_Task directions_
Count the lines that include the string "came", and give only that number.

▼▼▼

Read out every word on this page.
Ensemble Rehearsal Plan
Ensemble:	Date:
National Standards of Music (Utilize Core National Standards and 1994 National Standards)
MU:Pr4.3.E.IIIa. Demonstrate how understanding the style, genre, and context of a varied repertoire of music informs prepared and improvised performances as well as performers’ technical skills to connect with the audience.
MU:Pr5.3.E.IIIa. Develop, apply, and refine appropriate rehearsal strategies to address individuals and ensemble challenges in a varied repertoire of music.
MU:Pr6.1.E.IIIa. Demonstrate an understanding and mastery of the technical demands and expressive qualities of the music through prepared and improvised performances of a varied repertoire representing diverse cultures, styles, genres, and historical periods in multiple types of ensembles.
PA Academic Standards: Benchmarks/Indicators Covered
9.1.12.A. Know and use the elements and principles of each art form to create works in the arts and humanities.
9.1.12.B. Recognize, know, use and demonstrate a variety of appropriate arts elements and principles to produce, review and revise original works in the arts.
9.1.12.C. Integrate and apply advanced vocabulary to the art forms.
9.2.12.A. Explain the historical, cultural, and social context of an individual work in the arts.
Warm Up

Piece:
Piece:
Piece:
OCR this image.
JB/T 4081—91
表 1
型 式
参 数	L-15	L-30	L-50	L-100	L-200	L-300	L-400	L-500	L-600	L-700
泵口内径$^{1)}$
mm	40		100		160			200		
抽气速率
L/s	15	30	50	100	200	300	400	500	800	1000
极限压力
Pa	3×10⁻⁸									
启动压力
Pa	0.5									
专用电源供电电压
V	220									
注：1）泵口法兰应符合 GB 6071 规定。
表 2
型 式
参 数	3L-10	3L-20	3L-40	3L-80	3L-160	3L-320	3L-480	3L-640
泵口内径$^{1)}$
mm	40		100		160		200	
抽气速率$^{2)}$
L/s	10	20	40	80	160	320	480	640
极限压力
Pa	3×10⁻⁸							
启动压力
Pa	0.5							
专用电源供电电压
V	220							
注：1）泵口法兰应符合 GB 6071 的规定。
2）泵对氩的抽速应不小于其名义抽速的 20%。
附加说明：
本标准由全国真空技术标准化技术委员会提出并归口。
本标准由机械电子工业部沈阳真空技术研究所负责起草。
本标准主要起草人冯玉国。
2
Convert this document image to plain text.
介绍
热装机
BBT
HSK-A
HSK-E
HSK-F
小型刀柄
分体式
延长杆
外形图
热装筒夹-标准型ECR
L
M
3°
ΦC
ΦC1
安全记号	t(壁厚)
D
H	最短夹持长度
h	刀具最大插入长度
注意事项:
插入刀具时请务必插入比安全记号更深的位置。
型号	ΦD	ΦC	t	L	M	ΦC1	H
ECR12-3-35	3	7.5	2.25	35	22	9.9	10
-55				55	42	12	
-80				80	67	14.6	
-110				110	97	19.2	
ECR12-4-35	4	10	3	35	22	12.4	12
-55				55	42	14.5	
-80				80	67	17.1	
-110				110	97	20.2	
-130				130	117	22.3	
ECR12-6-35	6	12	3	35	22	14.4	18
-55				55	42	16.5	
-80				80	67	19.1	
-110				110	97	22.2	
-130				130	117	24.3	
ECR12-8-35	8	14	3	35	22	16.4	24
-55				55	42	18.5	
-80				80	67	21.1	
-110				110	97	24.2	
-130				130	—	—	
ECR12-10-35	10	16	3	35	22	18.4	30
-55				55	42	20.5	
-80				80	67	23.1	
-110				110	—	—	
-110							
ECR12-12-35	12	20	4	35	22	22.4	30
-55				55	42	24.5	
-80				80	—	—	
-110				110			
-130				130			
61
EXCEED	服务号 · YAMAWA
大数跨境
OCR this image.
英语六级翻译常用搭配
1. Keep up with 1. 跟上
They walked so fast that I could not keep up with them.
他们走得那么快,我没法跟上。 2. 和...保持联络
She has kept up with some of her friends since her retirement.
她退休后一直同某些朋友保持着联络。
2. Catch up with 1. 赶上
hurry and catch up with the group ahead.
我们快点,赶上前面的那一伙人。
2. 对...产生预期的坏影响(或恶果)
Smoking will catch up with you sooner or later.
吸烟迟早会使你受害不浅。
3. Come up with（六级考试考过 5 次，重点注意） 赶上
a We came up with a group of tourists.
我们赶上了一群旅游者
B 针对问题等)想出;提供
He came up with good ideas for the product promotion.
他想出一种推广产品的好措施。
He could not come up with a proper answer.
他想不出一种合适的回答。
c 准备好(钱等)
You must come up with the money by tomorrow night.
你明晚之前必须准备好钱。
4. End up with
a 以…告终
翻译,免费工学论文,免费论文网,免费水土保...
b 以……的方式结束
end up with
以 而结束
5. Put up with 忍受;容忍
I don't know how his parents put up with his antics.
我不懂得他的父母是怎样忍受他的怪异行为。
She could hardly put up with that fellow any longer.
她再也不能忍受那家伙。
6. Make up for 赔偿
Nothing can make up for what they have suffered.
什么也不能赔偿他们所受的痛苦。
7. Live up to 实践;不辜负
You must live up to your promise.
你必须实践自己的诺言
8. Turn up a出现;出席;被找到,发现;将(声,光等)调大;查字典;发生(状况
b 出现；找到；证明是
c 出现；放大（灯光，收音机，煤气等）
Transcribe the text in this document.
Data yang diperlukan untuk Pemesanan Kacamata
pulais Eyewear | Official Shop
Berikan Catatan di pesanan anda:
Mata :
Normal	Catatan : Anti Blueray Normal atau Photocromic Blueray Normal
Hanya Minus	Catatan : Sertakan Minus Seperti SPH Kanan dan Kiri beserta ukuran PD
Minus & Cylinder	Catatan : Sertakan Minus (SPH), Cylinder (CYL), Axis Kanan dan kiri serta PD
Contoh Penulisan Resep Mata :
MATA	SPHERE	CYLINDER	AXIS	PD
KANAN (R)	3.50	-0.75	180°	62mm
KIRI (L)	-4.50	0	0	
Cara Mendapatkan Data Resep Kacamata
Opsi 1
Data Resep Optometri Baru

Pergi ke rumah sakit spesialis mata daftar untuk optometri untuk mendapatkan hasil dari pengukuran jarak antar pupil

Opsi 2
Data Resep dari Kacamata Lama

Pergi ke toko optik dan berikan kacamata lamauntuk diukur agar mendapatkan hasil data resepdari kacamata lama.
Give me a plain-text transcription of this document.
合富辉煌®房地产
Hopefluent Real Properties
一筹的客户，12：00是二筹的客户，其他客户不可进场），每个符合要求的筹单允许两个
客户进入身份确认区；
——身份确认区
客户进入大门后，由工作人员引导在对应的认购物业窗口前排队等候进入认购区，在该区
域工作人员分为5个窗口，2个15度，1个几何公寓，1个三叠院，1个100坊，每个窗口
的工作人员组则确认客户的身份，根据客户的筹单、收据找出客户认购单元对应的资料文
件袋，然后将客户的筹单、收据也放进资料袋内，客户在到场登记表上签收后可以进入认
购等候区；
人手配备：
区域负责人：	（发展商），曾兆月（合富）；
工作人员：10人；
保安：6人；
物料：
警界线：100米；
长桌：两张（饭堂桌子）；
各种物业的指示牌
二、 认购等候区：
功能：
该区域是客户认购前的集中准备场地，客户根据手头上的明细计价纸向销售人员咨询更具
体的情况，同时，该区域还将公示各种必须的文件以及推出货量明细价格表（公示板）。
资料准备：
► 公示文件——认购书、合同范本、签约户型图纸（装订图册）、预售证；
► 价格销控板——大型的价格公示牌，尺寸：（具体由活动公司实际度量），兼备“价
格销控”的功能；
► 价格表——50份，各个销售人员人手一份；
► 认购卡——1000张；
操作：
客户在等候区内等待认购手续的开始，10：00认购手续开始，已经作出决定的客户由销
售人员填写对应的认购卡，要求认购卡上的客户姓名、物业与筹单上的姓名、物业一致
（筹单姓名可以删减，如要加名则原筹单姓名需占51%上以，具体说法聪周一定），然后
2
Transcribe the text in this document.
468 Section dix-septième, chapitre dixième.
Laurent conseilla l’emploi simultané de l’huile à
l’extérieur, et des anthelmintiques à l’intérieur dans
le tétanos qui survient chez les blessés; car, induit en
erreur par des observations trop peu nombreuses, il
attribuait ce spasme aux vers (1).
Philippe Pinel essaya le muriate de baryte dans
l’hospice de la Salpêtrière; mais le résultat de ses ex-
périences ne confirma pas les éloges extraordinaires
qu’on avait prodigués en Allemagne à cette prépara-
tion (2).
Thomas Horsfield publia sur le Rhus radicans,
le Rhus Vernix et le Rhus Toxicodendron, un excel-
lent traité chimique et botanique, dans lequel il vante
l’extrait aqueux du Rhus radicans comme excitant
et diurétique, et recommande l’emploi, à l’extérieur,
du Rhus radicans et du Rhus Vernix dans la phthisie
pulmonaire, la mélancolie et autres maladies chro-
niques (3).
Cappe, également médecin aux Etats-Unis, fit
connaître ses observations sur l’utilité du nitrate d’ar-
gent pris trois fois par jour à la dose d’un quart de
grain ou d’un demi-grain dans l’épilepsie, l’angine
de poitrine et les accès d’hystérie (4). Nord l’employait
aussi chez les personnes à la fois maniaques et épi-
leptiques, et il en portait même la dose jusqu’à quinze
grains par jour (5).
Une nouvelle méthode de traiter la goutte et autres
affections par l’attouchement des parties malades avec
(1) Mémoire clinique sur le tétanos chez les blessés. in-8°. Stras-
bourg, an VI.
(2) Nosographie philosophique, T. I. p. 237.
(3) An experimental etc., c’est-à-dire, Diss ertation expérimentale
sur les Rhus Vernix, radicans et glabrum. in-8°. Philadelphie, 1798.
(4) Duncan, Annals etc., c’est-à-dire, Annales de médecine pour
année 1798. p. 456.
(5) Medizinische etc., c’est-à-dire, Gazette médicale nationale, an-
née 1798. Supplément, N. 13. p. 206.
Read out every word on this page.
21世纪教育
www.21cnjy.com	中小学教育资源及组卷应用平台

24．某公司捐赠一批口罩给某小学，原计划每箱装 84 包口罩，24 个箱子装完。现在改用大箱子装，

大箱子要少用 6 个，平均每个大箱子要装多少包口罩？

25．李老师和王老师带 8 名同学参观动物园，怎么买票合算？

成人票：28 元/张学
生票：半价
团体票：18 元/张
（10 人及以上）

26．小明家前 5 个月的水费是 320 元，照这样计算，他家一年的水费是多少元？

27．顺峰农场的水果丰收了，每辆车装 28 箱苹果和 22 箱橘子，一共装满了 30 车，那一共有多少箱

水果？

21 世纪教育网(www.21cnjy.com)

▲▲▲

_Output for this exercise_
2